===== Texte source =====

Mircea Cantor à Art Safari 2023
Ion Puican, 04.03.2023, 12:52
Plus de 600 œuvres d’art sont exposées
dans centre-ville de la capitale roumaine, Bucarest, à l’intérieur du Palais
Dacia-Roumanie. C’est bien la 11e édition du plus grand pavillon
d’art de Roumanie : le déjà célèbre Art Safari. Cette année, il aborde plusieurs
thématiques : art contemporain de France et de Roumanie et art de
patrimoine d’Espagne et de Roumanie.
En donnant le coup d’envoi de cette 11e
édition, sa directrice générale, Ioana Cioca, a déclaré :
« Si vous avez jamais pensé que l’art était
ennuyeux, alors sachez que vous changerez tout de suite d’avis en franchissant les
portes de l’exposition préparée par nos artistes invités. Ici, à Art Safari,
vous verrez des autoportraits, des scènes avec des paysans, des lumières
spectaculaires, même des danseurs de l’Opéra de Paris, des toiles, des huiles
et, surprise, des plantes qui poussent dans des baskets aussi. »
Un des artistes présents dans le cadre
de cette 11e édition d’Art Safari est le lauréat du prix Marcel
Duchamp 2011, Mircea Cantor. L’artiste roumain qui vit et travaille entre
Paris, en France, et Cluj, en Roumanie, survole différents milieux artistiques,
à commencer par le cinéma, en passant par la peinture et les installations,
ainsi que les interventions éphémères. Il nous a parlé de ses deux créations
exposées à Art Safari 2023.

=====

▸ Actions à mener:
1. D'après l'article sur Art Safari 2023, combien d'œuvres d'art sont exposées ?
2. Indiquez si chacune des affirmations suivantes concorde avec l'article sur Art Safari 2023, en citant les mots décisifs du texte : (a) L'exposition se tient dans le Palais Dacia-Roumanie. (b) Art Safari 2023 est la dixième édition de la manifestation. (c) Mircea Cantor vit et travaille uniquement à Paris.
3. Rédigez la suite de l'article sur Art Safari 2023 à partir de sa dernière phrase.

===== Documents fournis =====

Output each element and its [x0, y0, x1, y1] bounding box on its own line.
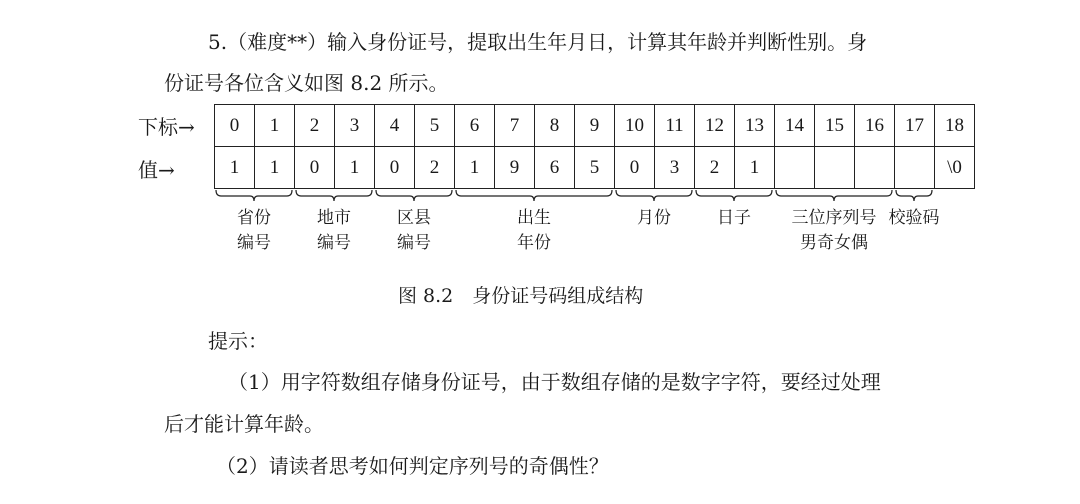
value-cell: 1 [335, 147, 375, 189]
value-cell: 6 [535, 147, 575, 189]
index-cell: 11 [655, 105, 695, 147]
index-cell: 9 [575, 105, 615, 147]
index-cell: 13 [735, 105, 775, 147]
group-label [354, 206, 474, 256]
value-cell: 1 [215, 147, 255, 189]
problem-text-line-1: 5.（难度**）输入身份证号，提取出生年月日，计算其年龄并判断性别。身 [208, 30, 868, 54]
hint-1-line-2: 后才能计算年龄。 [164, 412, 324, 436]
value-cell: 1 [455, 147, 495, 189]
index-cell: 0 [215, 105, 255, 147]
figure-caption: 图 8.2 身份证号码组成结构 [398, 285, 644, 307]
value-row-label: 值→ [138, 158, 175, 182]
hint-1-line-1: （1）用字符数组存储身份证号，由于数组存储的是数字字符，要经过处理 [228, 370, 881, 394]
group-label-line-1: 出生 [517, 208, 551, 228]
group-label-line-2: 年份 [517, 233, 551, 253]
index-cell: 7 [495, 105, 535, 147]
group-bracket [376, 190, 452, 201]
value-cell: 0 [615, 147, 655, 189]
group-bracket [896, 190, 932, 201]
group-bracket [696, 190, 772, 201]
value-cell: 1 [735, 147, 775, 189]
group-bracket [456, 190, 612, 201]
index-cell: 2 [295, 105, 335, 147]
value-cell: 0 [295, 147, 335, 189]
value-cell: 1 [255, 147, 295, 189]
index-cell: 17 [895, 105, 935, 147]
hint-2: （2）请读者思考如何判定序列号的奇偶性？ [216, 454, 609, 478]
index-cell: 10 [615, 105, 655, 147]
group-label-line-1: 月份 [637, 208, 671, 228]
index-cell: 3 [335, 105, 375, 147]
group-label-line-2: 编号 [397, 233, 431, 253]
group-label-line-1: 区县 [397, 208, 431, 228]
value-cell: 5 [575, 147, 615, 189]
index-cell: 5 [415, 105, 455, 147]
index-cell: 1 [255, 105, 295, 147]
index-cell: 8 [535, 105, 575, 147]
index-cell: 12 [695, 105, 735, 147]
group-label-line-2: 男奇女偶 [800, 233, 868, 253]
index-row-label: 下标→ [138, 115, 195, 139]
value-cell: \0 [935, 147, 975, 189]
group-bracket [296, 190, 372, 201]
group-bracket [776, 190, 892, 201]
group-bracket [616, 190, 692, 201]
index-cell: 6 [455, 105, 495, 147]
group-label-line-1: 地市 [317, 208, 351, 228]
value-cell: 2 [415, 147, 455, 189]
group-label-line-1: 三位序列号 [791, 208, 877, 228]
value-cell: 0 [375, 147, 415, 189]
value-cell: 2 [695, 147, 735, 189]
index-cell: 16 [855, 105, 895, 147]
group-label-line-2: 编号 [317, 233, 351, 253]
problem-text-line-2: 份证号各位含义如图 8.2 所示。 [164, 71, 449, 95]
group-label [854, 206, 974, 231]
group-label-line-1: 校验码 [888, 208, 940, 228]
group-label-line-1: 日子 [717, 208, 751, 228]
group-bracket [216, 190, 292, 201]
group-label [474, 206, 594, 256]
index-cell: 15 [815, 105, 855, 147]
index-cell: 18 [935, 105, 975, 147]
index-cell: 4 [375, 105, 415, 147]
group-label-line-1: 省份 [237, 208, 271, 228]
group-label-line-2: 编号 [237, 233, 271, 253]
value-cell: 9 [495, 147, 535, 189]
index-cell: 14 [775, 105, 815, 147]
value-cell: 3 [655, 147, 695, 189]
hint-title: 提示： [208, 329, 268, 353]
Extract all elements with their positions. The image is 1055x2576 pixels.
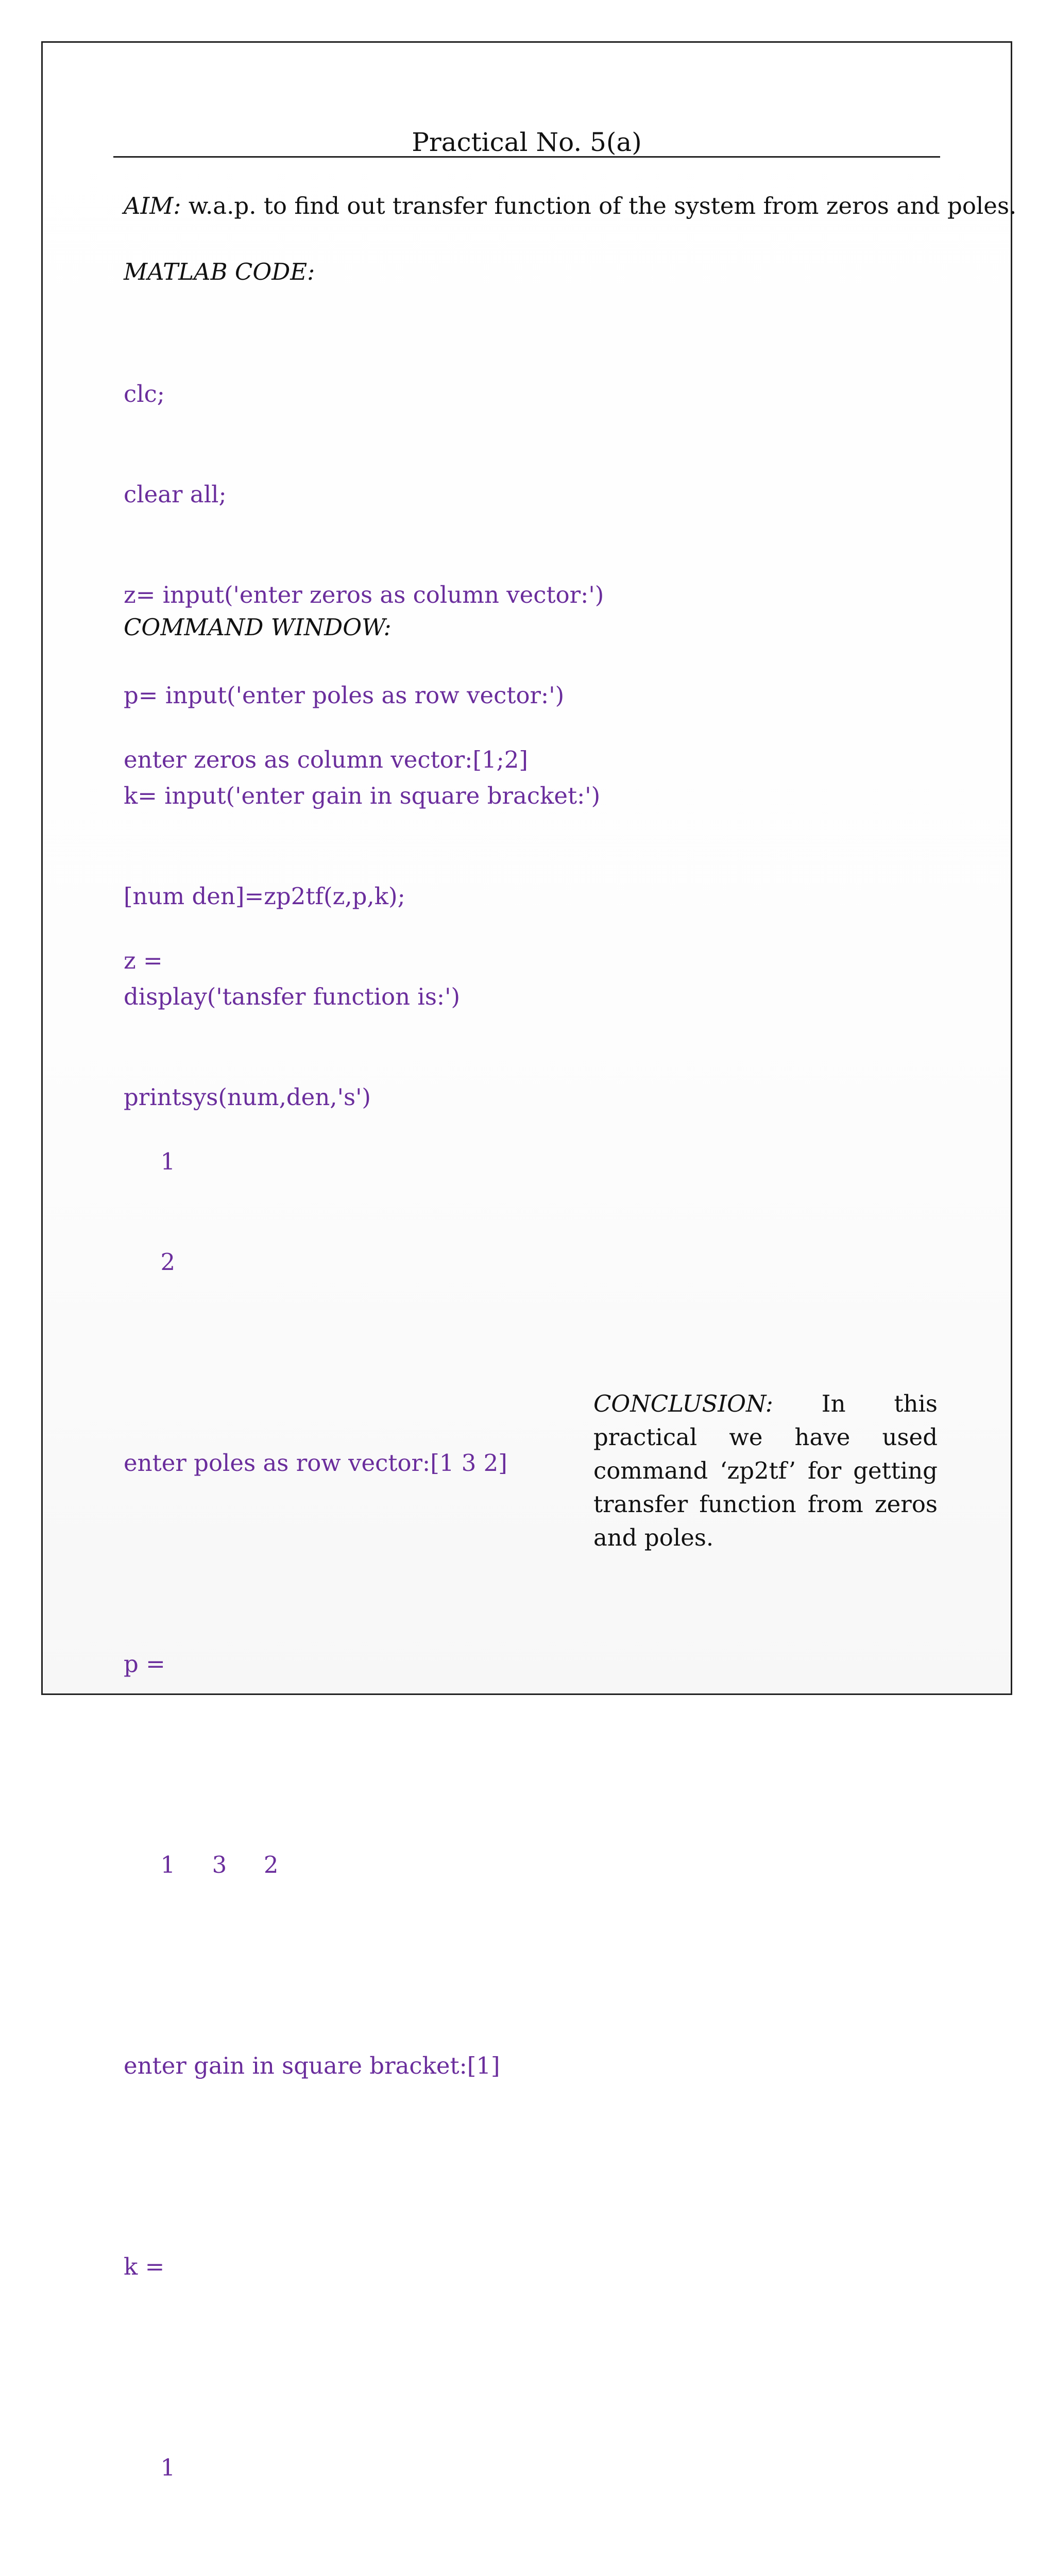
output-line: z = (124, 947, 163, 974)
code-line: display('tansfer function is:') (124, 983, 461, 1010)
code-line: clear all; (124, 481, 227, 508)
conclusion (593, 1387, 938, 1554)
code-line: clc; (124, 380, 165, 408)
output-line: k = (124, 2253, 165, 2280)
title-underline (113, 156, 940, 158)
command-window-heading: COMMAND WINDOW: (124, 614, 392, 641)
output-line: 1 (124, 1148, 176, 1175)
output-line: enter zeros as column vector:[1;2] (124, 746, 528, 773)
aim-text: w.a.p. to find out transfer function of the system from zeros and poles. (181, 192, 1017, 219)
output-line (124, 2149, 528, 2183)
code-line: p= input('enter poles as row vector:') (124, 682, 565, 709)
code-line: k= input('enter gain in square bracket:') (124, 782, 601, 809)
page-title: Practical No. 5(a) (412, 127, 642, 157)
output-line: 1 (124, 2454, 176, 2481)
output-line (124, 1346, 528, 1379)
output-line (124, 2350, 528, 2384)
command-window-output (124, 676, 528, 2576)
conclusion-label: CONCLUSION: (593, 1390, 773, 1417)
aim-statement (124, 192, 1016, 221)
conclusion-text: In this practical we have used command ‘zp2tf’ for getting transfer function from zeros and poles. (593, 1390, 938, 1551)
code-line: [num den]=zp2tf(z,p,k); (124, 883, 405, 910)
output-line: enter gain in square bracket:[1] (124, 2052, 500, 2079)
output-line (124, 843, 528, 877)
output-line: 2 (124, 1248, 176, 1276)
output-line: p = (124, 1650, 165, 1677)
output-line: enter poles as row vector:[1 3 2] (124, 1449, 507, 1477)
output-line (124, 1748, 528, 1781)
output-line (124, 2551, 528, 2576)
output-line (124, 1948, 528, 1982)
matlab-code-heading: MATLAB CODE: (124, 258, 315, 285)
code-line: z= input('enter zeros as column vector:') (124, 581, 604, 608)
output-line: 1 3 2 (124, 1851, 279, 1878)
output-line (124, 1044, 528, 1078)
output-line (124, 1547, 528, 1580)
aim-label: AIM: (124, 192, 181, 219)
code-line: printsys(num,den,'s') (124, 1083, 371, 1111)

=====

▸ Réponses aux exercices:
1. Plus de 600 œuvres d'art sont exposées.

2.
(a) Oui : « à l’intérieur du Palais Dacia-Roumanie ».
(b) Non : « C’est bien la 11e édition ».
(c) Non : « qui vit et travaille entre Paris, en France, et Cluj, en Roumanie ».

3.
Mircea Cantor : « Il s’agit d’une exposition réunissant
plusieurs lauréats du prix Duchamp, une sélection qui s’intitule « Palace
of Memory » (Le Palais de la Mémoire). Moi, j’y suis invité avec deux ouvrages
inédits pour la Roumanie, dont un est cette rosette réalisée avec des cannettes
de soda. Elle a été inspirée par la rosette de la cathédrale de Reims, en France,
lors d’une résidence artistique de 2007. J’ai vu cette rosette-là et j’ai voulu
créer un dialogue entre l’artiste contemporain que je suis et l’art classique,
ancien. Mais que pourrais-je faire ? On y retrouve Chagall, avec ses
vitraux magnifiques. Les rois de France y ont été couronnés. C’est donc un
endroit très prestigieux et je cherchais quelque chose comparable à l’histoire
de cet endroit. Et en faisant, en weekend, la navette entre Paris et Reims, à
un moment donné j’ai vu un mendiant près de l’Hôtel de ville de Paris, qui
fabriquait une sorte de cendriers, comme il les appelait, et qui avaient la
forme de cette rosette. Cela m’a beaucoup plu. Ce fut un véritable déclic. Je
lui ai demandé de m’en fabriquer 2000 sur le même modèle avec lesquels j’allais
faire cette rosette. Il a accepté et c’est ainsi qu’est née cette
rosette : de l’idée de sublimer le banal à l’aide de quelque chose qui
peut aller plus loin, vers une expérience esthétique, par un acte artistique
bien défini. C’est-à-dire, le spirituel, que signifie aujourd’hui ce spirituel
qui est sous nos yeux ? Il faut juste le transformer, le transmettre, le
sublimer dans une œuvre d’art. C’est ça le rôle de tout artiste, n’est-ce pas,
de sublimer la réalité, pas de l’exprimer telle qu’elle est. Du coup, il existe
des artistes divers, de domaines divers, certains optent pour le dessin,
d’autres pour la sculpture, d’autres encore pour le cinéma. Par exemple,
Clément Cogitore est un artiste qui me plaît beaucoup, qui travaille beaucoup
avec le film, tout comme moi, et qui présente son film dans cette exposition.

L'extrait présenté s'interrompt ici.